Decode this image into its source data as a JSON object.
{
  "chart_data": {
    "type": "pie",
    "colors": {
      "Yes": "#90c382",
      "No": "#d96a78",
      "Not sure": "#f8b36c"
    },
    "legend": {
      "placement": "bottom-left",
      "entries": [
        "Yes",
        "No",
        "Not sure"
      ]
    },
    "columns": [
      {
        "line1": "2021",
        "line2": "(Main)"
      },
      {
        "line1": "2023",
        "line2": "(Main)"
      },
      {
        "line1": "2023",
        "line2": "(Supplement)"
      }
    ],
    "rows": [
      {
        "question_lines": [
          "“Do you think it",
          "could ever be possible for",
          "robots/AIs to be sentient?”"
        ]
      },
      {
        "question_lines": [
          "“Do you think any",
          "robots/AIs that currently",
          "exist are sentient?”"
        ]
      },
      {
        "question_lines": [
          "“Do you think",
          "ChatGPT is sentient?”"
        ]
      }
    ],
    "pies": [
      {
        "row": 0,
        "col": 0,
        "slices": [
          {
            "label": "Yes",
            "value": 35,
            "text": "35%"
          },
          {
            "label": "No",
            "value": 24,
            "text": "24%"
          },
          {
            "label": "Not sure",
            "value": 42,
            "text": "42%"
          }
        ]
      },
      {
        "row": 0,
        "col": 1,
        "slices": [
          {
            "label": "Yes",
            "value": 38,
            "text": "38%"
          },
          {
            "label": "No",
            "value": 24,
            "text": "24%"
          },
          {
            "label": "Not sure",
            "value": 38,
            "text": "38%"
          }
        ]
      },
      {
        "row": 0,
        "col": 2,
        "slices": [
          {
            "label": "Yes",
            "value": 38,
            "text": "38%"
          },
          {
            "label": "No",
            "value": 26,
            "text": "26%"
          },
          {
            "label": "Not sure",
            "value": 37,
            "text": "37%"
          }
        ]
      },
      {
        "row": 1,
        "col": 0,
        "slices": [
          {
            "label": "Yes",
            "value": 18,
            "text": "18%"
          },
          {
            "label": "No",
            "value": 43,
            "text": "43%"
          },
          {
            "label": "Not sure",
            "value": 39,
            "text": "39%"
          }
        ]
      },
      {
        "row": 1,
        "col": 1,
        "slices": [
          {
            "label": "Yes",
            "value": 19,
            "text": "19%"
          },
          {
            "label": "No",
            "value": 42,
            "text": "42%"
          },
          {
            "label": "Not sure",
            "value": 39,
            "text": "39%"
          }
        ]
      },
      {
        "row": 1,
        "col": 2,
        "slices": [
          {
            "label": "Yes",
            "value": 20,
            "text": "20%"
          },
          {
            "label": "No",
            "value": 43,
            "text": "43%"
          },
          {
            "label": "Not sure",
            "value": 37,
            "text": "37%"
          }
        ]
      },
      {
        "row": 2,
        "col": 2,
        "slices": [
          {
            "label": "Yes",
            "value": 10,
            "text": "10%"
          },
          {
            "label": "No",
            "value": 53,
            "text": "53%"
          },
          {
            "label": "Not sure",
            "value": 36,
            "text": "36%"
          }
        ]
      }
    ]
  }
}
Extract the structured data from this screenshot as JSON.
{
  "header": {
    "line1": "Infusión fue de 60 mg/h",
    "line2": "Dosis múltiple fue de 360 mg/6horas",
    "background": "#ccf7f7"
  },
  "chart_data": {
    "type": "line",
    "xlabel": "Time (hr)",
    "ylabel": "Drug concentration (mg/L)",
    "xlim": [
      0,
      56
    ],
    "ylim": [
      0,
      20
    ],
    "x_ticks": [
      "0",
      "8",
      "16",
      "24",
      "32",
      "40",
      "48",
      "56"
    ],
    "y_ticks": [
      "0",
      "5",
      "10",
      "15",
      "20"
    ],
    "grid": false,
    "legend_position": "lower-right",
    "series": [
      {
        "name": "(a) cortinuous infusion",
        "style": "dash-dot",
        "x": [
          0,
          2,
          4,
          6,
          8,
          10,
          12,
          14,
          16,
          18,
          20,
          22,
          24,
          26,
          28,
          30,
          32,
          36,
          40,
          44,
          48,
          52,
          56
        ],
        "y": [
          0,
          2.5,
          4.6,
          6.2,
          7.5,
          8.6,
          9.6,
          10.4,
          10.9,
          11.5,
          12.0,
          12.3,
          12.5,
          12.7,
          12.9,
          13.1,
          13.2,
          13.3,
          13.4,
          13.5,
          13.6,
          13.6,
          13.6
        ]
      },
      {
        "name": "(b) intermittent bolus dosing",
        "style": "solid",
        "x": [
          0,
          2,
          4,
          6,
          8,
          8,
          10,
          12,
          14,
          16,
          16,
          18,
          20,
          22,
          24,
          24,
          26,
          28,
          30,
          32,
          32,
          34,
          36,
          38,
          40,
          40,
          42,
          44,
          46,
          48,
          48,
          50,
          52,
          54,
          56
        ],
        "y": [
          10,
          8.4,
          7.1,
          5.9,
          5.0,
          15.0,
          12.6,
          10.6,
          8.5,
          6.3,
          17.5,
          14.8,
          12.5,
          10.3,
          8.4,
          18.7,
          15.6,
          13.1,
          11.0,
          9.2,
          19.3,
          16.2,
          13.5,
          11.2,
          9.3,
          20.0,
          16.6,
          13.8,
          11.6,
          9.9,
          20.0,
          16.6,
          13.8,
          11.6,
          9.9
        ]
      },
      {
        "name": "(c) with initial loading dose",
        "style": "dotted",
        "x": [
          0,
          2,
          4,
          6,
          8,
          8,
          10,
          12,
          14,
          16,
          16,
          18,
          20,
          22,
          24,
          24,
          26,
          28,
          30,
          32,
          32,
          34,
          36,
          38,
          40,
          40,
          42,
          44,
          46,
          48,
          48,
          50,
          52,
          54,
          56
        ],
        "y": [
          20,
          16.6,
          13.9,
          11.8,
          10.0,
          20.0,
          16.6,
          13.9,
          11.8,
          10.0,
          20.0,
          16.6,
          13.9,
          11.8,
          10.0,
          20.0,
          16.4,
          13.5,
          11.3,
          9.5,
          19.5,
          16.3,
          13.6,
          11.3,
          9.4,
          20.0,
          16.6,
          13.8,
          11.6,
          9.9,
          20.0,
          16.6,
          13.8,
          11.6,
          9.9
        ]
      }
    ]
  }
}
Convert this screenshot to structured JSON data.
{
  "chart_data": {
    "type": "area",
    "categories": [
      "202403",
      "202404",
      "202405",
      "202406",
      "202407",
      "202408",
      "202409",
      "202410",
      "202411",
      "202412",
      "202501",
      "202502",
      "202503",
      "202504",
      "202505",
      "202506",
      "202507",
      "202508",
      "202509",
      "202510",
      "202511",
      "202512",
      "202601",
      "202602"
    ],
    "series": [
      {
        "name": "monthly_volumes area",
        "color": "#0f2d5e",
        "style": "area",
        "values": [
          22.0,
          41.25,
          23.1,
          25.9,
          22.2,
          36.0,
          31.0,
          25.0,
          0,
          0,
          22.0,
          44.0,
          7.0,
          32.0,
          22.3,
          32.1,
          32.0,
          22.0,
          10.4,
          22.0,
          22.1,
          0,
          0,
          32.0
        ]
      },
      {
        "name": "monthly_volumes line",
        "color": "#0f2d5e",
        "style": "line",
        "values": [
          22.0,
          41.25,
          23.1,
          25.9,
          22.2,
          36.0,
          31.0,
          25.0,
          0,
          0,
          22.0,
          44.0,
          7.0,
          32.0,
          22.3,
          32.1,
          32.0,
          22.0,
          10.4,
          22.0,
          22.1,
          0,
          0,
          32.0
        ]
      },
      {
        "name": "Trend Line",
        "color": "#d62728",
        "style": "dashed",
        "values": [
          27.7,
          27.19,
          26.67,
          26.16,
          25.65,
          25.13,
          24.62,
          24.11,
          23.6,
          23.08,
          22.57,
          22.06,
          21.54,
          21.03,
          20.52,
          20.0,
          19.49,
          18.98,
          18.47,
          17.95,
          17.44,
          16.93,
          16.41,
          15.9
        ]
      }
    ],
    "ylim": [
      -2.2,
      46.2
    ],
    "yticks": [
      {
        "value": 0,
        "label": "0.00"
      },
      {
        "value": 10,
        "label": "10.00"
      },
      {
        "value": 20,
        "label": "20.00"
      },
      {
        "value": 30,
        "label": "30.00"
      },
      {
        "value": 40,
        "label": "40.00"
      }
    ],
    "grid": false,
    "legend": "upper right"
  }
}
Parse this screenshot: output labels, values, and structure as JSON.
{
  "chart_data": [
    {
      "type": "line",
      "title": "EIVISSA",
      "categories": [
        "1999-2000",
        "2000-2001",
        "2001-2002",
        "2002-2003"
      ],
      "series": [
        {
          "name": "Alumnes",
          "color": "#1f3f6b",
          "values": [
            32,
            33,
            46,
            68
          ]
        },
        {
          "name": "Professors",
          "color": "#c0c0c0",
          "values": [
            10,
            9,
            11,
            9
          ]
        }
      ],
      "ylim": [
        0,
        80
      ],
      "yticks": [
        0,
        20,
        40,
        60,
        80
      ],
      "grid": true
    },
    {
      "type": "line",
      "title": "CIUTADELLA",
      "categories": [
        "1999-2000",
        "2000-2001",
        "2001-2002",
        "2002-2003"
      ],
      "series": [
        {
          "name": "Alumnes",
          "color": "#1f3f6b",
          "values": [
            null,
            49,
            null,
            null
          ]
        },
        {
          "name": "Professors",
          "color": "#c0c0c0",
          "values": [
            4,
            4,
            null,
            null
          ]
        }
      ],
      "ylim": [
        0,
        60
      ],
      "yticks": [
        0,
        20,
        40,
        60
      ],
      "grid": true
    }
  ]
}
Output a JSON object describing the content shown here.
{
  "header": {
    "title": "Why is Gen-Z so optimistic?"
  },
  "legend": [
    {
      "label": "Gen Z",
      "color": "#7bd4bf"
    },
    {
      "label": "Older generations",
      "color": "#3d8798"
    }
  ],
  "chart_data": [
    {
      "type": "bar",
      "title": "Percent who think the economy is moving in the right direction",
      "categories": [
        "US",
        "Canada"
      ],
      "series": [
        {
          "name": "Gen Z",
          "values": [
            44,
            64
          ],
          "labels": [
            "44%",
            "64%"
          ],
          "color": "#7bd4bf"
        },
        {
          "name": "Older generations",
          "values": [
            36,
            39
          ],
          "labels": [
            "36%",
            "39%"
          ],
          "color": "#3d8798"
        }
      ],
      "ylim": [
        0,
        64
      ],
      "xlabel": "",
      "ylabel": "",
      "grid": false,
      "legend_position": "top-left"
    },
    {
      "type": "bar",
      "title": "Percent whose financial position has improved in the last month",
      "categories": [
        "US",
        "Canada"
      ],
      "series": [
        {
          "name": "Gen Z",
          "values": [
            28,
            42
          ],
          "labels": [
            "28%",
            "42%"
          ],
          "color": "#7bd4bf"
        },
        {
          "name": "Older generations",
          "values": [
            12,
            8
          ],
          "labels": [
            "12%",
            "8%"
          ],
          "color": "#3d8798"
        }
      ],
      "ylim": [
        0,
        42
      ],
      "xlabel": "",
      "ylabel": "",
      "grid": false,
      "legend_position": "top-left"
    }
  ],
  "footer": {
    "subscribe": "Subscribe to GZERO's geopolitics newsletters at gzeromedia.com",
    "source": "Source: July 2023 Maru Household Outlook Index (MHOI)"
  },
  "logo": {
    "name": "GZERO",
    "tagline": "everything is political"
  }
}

════════════════════

Task brief: Search the records for the string "screenshot" and return every line in which it occurs.

Correct response:
Extract the structured data from this screenshot as JSON.
Convert this screenshot to structured JSON data.
Parse this screenshot: output labels, values, and structure as JSON.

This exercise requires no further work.